-- Excerpted data --
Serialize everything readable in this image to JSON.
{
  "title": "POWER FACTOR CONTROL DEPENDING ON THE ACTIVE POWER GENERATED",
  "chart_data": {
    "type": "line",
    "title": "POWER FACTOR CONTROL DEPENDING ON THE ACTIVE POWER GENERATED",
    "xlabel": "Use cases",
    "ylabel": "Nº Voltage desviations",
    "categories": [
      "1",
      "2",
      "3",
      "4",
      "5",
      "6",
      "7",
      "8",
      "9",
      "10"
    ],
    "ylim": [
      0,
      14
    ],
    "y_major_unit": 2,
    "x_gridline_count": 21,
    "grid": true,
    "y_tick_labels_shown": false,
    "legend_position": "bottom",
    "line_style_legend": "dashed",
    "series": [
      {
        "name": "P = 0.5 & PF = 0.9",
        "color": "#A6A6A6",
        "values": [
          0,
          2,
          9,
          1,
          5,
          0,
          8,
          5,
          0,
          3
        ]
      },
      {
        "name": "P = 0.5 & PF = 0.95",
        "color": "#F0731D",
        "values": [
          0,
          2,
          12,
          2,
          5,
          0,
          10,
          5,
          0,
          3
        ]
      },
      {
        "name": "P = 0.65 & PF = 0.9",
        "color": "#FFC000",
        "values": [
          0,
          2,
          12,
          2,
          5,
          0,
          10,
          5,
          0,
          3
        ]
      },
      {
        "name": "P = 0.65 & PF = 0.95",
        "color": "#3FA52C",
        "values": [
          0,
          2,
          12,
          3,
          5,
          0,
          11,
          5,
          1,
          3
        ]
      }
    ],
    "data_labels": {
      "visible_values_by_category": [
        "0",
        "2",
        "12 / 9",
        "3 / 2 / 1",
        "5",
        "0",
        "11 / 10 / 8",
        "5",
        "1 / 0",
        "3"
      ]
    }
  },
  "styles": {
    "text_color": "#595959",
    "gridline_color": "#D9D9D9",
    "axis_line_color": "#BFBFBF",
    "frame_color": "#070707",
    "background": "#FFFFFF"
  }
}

-- Exercise instructions --
Each line of the material should be duplicated exactly, please.

-- Answer below --
Serialize everything readable in this image to JSON.
{
  "title": "POWER FACTOR CONTROL DEPENDING ON THE ACTIVE POWER GENERATED",
  "chart_data": {
    "type": "line",
    "title": "POWER FACTOR CONTROL DEPENDING ON THE ACTIVE POWER GENERATED",
    "xlabel": "Use cases",
    "ylabel": "Nº Voltage desviations",
    "categories": [
      "1",
      "2",
      "3",
      "4",
      "5",
      "6",
      "7",
      "8",
      "9",
      "10"
    ],
    "ylim": [
      0,
      14
    ],
    "y_major_unit": 2,
    "x_gridline_count": 21,
    "grid": true,
    "y_tick_labels_shown": false,
    "legend_position": "bottom",
    "line_style_legend": "dashed",
    "series": [
      {
        "name": "P = 0.5 & PF = 0.9",
        "color": "#A6A6A6",
        "values": [
          0,
          2,
          9,
          1,
          5,
          0,
          8,
          5,
          0,
          3
        ]
      },
      {
        "name": "P = 0.5 & PF = 0.95",
        "color": "#F0731D",
        "values": [
          0,
          2,
          12,
          2,
          5,
          0,
          10,
          5,
          0,
          3
        ]
      },
      {
        "name": "P = 0.65 & PF = 0.9",
        "color": "#FFC000",
        "values": [
          0,
          2,
          12,
          2,
          5,
          0,
          10,
          5,
          0,
          3
        ]
      },
      {
        "name": "P = 0.65 & PF = 0.95",
        "color": "#3FA52C",
        "values": [
          0,
          2,
          12,
          3,
          5,
          0,
          11,
          5,
          1,
          3
        ]
      }
    ],
    "data_labels": {
      "visible_values_by_category": [
        "0",
        "2",
        "12 / 9",
        "3 / 2 / 1",
        "5",
        "0",
        "11 / 10 / 8",
        "5",
        "1 / 0",
        "3"
      ]
    }
  },
  "styles": {
    "text_color": "#595959",
    "gridline_color": "#D9D9D9",
    "axis_line_color": "#BFBFBF",
    "frame_color": "#070707",
    "background": "#FFFFFF"
  }
}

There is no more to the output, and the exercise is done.